■ **Set problem**: Below are some records; give them all again exactly, but not the pictures.
#### Records for processing ####
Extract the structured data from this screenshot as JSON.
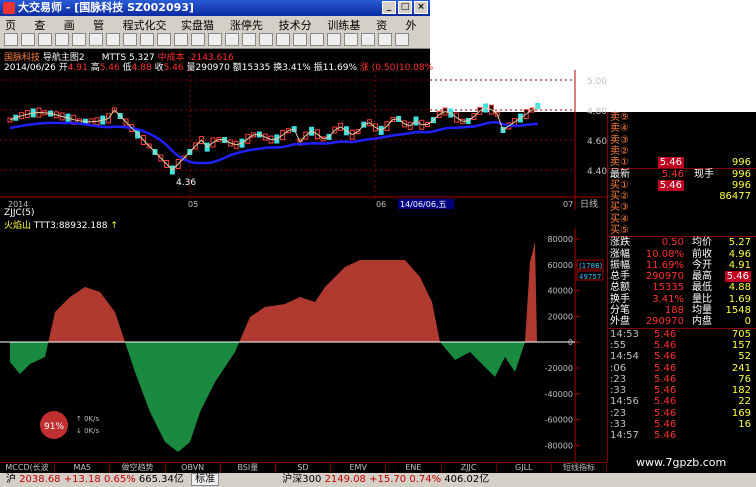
{
  "window": {
    "title": "大交易师 - [国脉科技  SZ002093]"
  },
  "menu": [
    "页面",
    "查看",
    "画面",
    "管理",
    "程式化交易",
    "实盘猫庄",
    "涨停先锋",
    "技术分析",
    "训练基地",
    "资讯",
    "外挂"
  ],
  "chart_header": {
    "stock": "国脉科技",
    "subtitle": "导航主图2",
    "mtts": "MTTS 5.327",
    "cost": "中成本",
    "cost_val": "-2143.616",
    "date": "2014/06/26",
    "open_l": "开",
    "open": "4.91",
    "high_l": "高",
    "high": "5.46",
    "low_l": "低",
    "low": "4.88",
    "close_l": "收",
    "close": "5.46",
    "vol": "量290970",
    "amt": "额15335",
    "turn": "换3.41%",
    "amp": "振11.69%",
    "chg": "涨 (0.50)10.08%"
  },
  "price_axis": [
    "5.00",
    "4.80",
    "4.60",
    "4.40"
  ],
  "date_axis": [
    "2014",
    "05",
    "06",
    "14/06/06,五",
    "07"
  ],
  "period": "日线",
  "low_mark": "4.36",
  "indicator": {
    "name": "ZJJC(5)",
    "line": "火焰山",
    "ttt": "TTT3:88932.188",
    "axis": [
      "80000",
      "60000",
      "40000",
      "20000",
      "0",
      "-20000",
      "-40000",
      "-60000",
      "-80000"
    ],
    "box1": "(1786)",
    "box2": "49757"
  },
  "badge": {
    "pct": "91%",
    "up": "0K/s",
    "down": "0K/s"
  },
  "quote": {
    "sells": [
      {
        "l": "卖⑤",
        "p": "",
        "v": ""
      },
      {
        "l": "卖④",
        "p": "",
        "v": ""
      },
      {
        "l": "卖③",
        "p": "",
        "v": ""
      },
      {
        "l": "卖②",
        "p": "",
        "v": ""
      },
      {
        "l": "卖①",
        "p": "5.46",
        "v": "996"
      }
    ],
    "last": {
      "l": "最新",
      "p": "5.46",
      "l2": "现手",
      "v": "996"
    },
    "buys": [
      {
        "l": "买①",
        "p": "5.46",
        "v": "996"
      },
      {
        "l": "买②",
        "p": "",
        "v": "86477"
      },
      {
        "l": "买③",
        "p": "",
        "v": ""
      },
      {
        "l": "买④",
        "p": "",
        "v": ""
      },
      {
        "l": "买⑤",
        "p": "",
        "v": ""
      }
    ],
    "stats": [
      {
        "a": "涨跌",
        "b": "0.50",
        "c": "均价",
        "d": "5.27"
      },
      {
        "a": "涨幅",
        "b": "10.08%",
        "c": "前收",
        "d": "4.96"
      },
      {
        "a": "振幅",
        "b": "11.69%",
        "c": "今开",
        "d": "4.91"
      },
      {
        "a": "总手",
        "b": "290970",
        "c": "最高",
        "d": "5.46"
      },
      {
        "a": "总额",
        "b": "15335",
        "c": "最低",
        "d": "4.88"
      },
      {
        "a": "换手",
        "b": "3.41%",
        "c": "量比",
        "d": "1.69"
      },
      {
        "a": "分笔",
        "b": "188",
        "c": "均量",
        "d": "1548"
      },
      {
        "a": "外盘",
        "b": "290970",
        "c": "内盘",
        "d": "0"
      }
    ],
    "ticks": [
      {
        "t": "14:53",
        "p": "5.46",
        "v": "705"
      },
      {
        "t": ":55",
        "p": "5.46",
        "v": "157"
      },
      {
        "t": "14:54",
        "p": "5.46",
        "v": "52"
      },
      {
        "t": ":06",
        "p": "5.46",
        "v": "241"
      },
      {
        "t": ":23",
        "p": "5.46",
        "v": "76"
      },
      {
        "t": ":33",
        "p": "5.46",
        "v": "182"
      },
      {
        "t": "14:56",
        "p": "5.46",
        "v": "22"
      },
      {
        "t": ":23",
        "p": "5.46",
        "v": "169"
      },
      {
        "t": ":33",
        "p": "5.46",
        "v": "16"
      },
      {
        "t": "14:57",
        "p": "5.46",
        "v": ""
      }
    ]
  },
  "tabs": [
    "MCCD(长波",
    "MA5",
    "做空趋势",
    "OBVN",
    "BSI量",
    "SD",
    "EMV",
    "ENE",
    "ZJJC",
    "GJLL",
    "短线指标"
  ],
  "status": {
    "sh": "沪",
    "sh_val": "2038.68",
    "sh_chg": "+13.18",
    "sh_pct": "0.65%",
    "sh_amt": "665.34亿",
    "mode": "标准",
    "hs": "沪深300",
    "hs_val": "2149.08",
    "hs_chg": "+15.70",
    "hs_pct": "0.74%",
    "hs_amt": "406.02亿"
  },
  "watermark": "www.7gpzb.com"
}
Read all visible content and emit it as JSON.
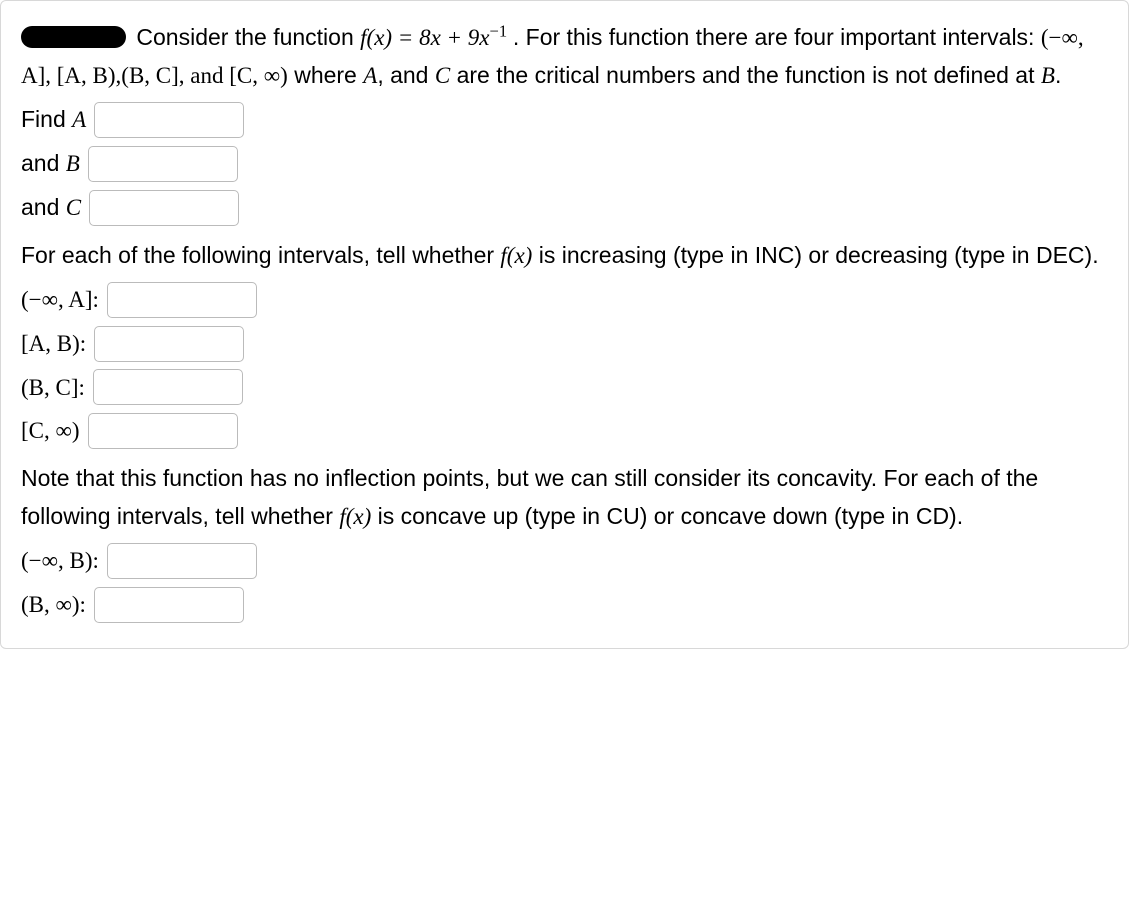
####
■ **Solution to this task**:
Extract the structured data from this screenshot as JSON.
{
  "window": {
    "title": "大交易师 - [国脉科技  SZ002093]"
  },
  "menu": [
    "页面",
    "查看",
    "画面",
    "管理",
    "程式化交易",
    "实盘猫庄",
    "涨停先锋",
    "技术分析",
    "训练基地",
    "资讯",
    "外挂"
  ],
  "chart_header": {
    "stock": "国脉科技",
    "subtitle": "导航主图2",
    "mtts": "MTTS 5.327",
    "cost": "中成本",
    "cost_val": "-2143.616",
    "date": "2014/06/26",
    "open_l": "开",
    "open": "4.91",
    "high_l": "高",
    "high": "5.46",
    "low_l": "低",
    "low": "4.88",
    "close_l": "收",
    "close": "5.46",
    "vol": "量290970",
    "amt": "额15335",
    "turn": "换3.41%",
    "amp": "振11.69%",
    "chg": "涨 (0.50)10.08%"
  },
  "price_axis": [
    "5.00",
    "4.80",
    "4.60",
    "4.40"
  ],
  "date_axis": [
    "2014",
    "05",
    "06",
    "14/06/06,五",
    "07"
  ],
  "period": "日线",
  "low_mark": "4.36",
  "indicator": {
    "name": "ZJJC(5)",
    "line": "火焰山",
    "ttt": "TTT3:88932.188",
    "axis": [
      "80000",
      "60000",
      "40000",
      "20000",
      "0",
      "-20000",
      "-40000",
      "-60000",
      "-80000"
    ],
    "box1": "(1786)",
    "box2": "49757"
  },
  "badge": {
    "pct": "91%",
    "up": "0K/s",
    "down": "0K/s"
  },
  "quote": {
    "sells": [
      {
        "l": "卖⑤",
        "p": "",
        "v": ""
      },
      {
        "l": "卖④",
        "p": "",
        "v": ""
      },
      {
        "l": "卖③",
        "p": "",
        "v": ""
      },
      {
        "l": "卖②",
        "p": "",
        "v": ""
      },
      {
        "l": "卖①",
        "p": "5.46",
        "v": "996"
      }
    ],
    "last": {
      "l": "最新",
      "p": "5.46",
      "l2": "现手",
      "v": "996"
    },
    "buys": [
      {
        "l": "买①",
        "p": "5.46",
        "v": "996"
      },
      {
        "l": "买②",
        "p": "",
        "v": "86477"
      },
      {
        "l": "买③",
        "p": "",
        "v": ""
      },
      {
        "l": "买④",
        "p": "",
        "v": ""
      },
      {
        "l": "买⑤",
        "p": "",
        "v": ""
      }
    ],
    "stats": [
      {
        "a": "涨跌",
        "b": "0.50",
        "c": "均价",
        "d": "5.27"
      },
      {
        "a": "涨幅",
        "b": "10.08%",
        "c": "前收",
        "d": "4.96"
      },
      {
        "a": "振幅",
        "b": "11.69%",
        "c": "今开",
        "d": "4.91"
      },
      {
        "a": "总手",
        "b": "290970",
        "c": "最高",
        "d": "5.46"
      },
      {
        "a": "总额",
        "b": "15335",
        "c": "最低",
        "d": "4.88"
      },
      {
        "a": "换手",
        "b": "3.41%",
        "c": "量比",
        "d": "1.69"
      },
      {
        "a": "分笔",
        "b": "188",
        "c": "均量",
        "d": "1548"
      },
      {
        "a": "外盘",
        "b": "290970",
        "c": "内盘",
        "d": "0"
      }
    ],
    "ticks": [
      {
        "t": "14:53",
        "p": "5.46",
        "v": "705"
      },
      {
        "t": ":55",
        "p": "5.46",
        "v": "157"
      },
      {
        "t": "14:54",
        "p": "5.46",
        "v": "52"
      },
      {
        "t": ":06",
        "p": "5.46",
        "v": "241"
      },
      {
        "t": ":23",
        "p": "5.46",
        "v": "76"
      },
      {
        "t": ":33",
        "p": "5.46",
        "v": "182"
      },
      {
        "t": "14:56",
        "p": "5.46",
        "v": "22"
      },
      {
        "t": ":23",
        "p": "5.46",
        "v": "169"
      },
      {
        "t": ":33",
        "p": "5.46",
        "v": "16"
      },
      {
        "t": "14:57",
        "p": "5.46",
        "v": ""
      }
    ]
  },
  "tabs": [
    "MCCD(长波",
    "MA5",
    "做空趋势",
    "OBVN",
    "BSI量",
    "SD",
    "EMV",
    "ENE",
    "ZJJC",
    "GJLL",
    "短线指标"
  ],
  "status": {
    "sh": "沪",
    "sh_val": "2038.68",
    "sh_chg": "+13.18",
    "sh_pct": "0.65%",
    "sh_amt": "665.34亿",
    "mode": "标准",
    "hs": "沪深300",
    "hs_val": "2149.08",
    "hs_chg": "+15.70",
    "hs_pct": "0.74%",
    "hs_amt": "406.02亿"
  },
  "watermark": "www.7gpzb.com"
}
Read all visible content and emit it as JSON.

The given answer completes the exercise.